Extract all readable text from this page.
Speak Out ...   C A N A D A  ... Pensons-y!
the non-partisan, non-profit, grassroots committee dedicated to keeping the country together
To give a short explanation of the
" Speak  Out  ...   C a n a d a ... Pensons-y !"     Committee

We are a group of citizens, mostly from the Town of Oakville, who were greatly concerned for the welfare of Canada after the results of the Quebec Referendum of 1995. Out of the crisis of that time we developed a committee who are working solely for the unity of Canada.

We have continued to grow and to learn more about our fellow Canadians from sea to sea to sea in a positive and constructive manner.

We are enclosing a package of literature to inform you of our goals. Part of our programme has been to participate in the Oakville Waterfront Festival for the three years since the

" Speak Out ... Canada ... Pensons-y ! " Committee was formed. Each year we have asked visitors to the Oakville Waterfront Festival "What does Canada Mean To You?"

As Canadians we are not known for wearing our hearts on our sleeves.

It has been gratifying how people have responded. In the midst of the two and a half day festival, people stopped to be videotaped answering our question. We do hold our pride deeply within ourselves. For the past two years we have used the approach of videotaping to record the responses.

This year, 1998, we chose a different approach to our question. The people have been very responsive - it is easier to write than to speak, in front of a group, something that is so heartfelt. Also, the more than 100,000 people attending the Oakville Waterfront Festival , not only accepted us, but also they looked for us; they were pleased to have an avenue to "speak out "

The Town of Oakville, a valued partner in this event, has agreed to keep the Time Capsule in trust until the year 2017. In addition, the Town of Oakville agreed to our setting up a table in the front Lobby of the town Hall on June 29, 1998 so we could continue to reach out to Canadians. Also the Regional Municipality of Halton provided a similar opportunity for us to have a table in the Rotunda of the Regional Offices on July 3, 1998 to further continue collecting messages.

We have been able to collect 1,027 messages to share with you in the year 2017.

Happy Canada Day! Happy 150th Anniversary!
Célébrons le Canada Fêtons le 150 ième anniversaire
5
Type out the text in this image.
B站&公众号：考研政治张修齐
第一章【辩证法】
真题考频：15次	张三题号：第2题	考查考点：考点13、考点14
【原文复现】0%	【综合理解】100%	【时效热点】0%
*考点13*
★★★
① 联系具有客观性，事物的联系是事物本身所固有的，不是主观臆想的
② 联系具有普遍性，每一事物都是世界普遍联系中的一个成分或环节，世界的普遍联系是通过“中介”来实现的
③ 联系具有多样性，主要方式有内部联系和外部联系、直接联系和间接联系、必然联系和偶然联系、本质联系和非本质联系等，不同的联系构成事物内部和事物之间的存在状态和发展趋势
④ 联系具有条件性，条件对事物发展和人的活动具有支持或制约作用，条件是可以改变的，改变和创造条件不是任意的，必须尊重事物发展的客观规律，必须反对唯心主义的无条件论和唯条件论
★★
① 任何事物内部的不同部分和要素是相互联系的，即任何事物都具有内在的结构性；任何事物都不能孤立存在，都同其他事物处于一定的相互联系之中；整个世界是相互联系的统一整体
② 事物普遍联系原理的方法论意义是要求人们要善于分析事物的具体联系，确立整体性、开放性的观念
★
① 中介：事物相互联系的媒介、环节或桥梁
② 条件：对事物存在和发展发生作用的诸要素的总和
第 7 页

· · ·

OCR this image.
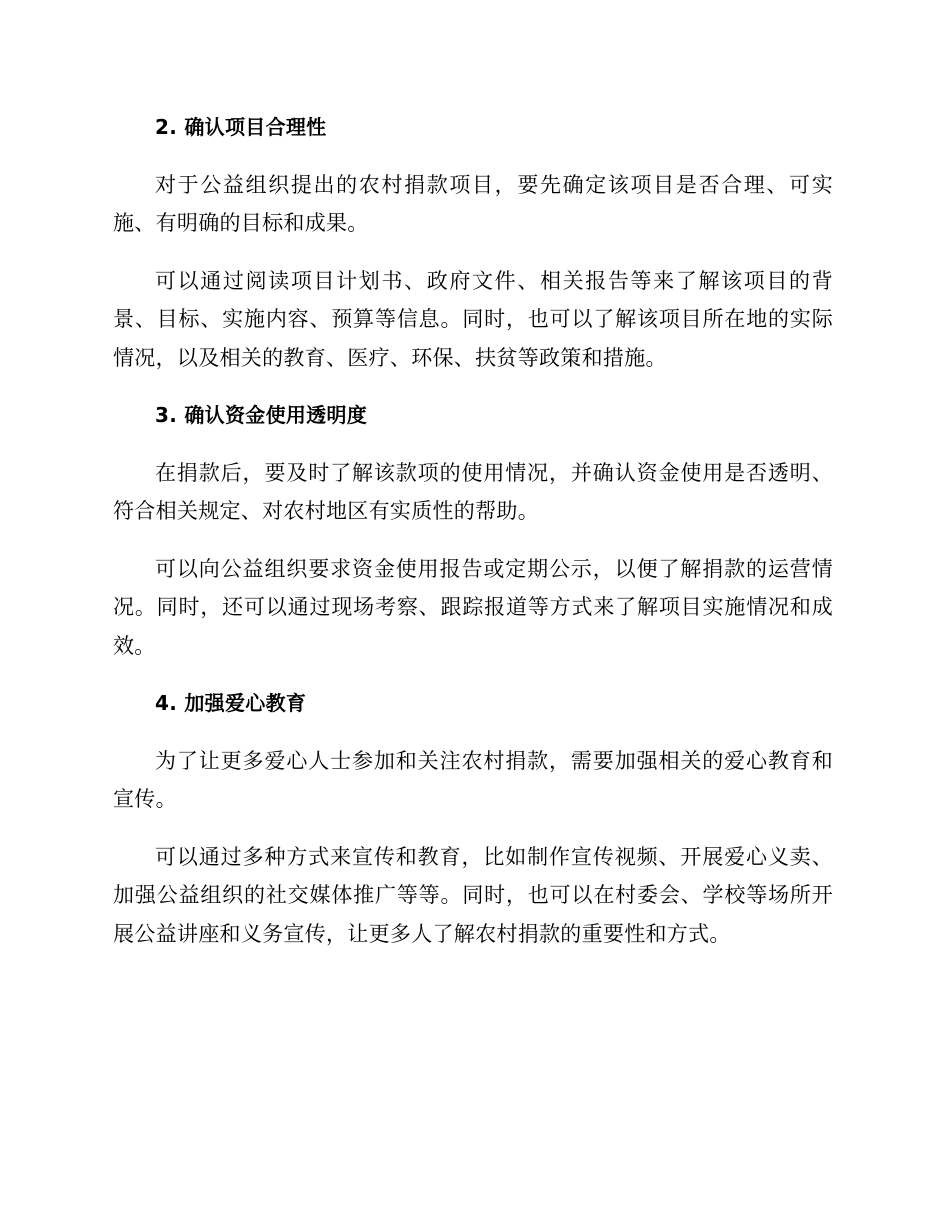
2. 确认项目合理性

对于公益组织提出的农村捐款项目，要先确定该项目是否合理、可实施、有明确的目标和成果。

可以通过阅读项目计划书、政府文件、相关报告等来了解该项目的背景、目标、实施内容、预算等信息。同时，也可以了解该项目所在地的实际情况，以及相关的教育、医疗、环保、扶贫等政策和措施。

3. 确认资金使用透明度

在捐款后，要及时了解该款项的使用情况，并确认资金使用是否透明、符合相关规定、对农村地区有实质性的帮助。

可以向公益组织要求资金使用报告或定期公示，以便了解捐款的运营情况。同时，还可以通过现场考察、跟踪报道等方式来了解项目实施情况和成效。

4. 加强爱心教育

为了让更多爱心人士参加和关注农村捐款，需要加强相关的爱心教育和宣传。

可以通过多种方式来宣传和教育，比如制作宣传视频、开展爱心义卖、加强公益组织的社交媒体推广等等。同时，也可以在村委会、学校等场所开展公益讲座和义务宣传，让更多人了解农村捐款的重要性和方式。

· · ·

▶ _What the task asks_
Lines of the material that contain the word "Pensons" are to be gathered.

▶ _Reply to the task_
Speak Out ...   C A N A D A  ... Pensons-y!
" Speak  Out  ...   C a n a d a ... Pensons-y !"     Committee
" Speak Out ... Canada ... Pensons-y ! " Committee was formed. Each year we have asked visitors to the Oakville Waterfront Festival "What does Canada Mean To You?"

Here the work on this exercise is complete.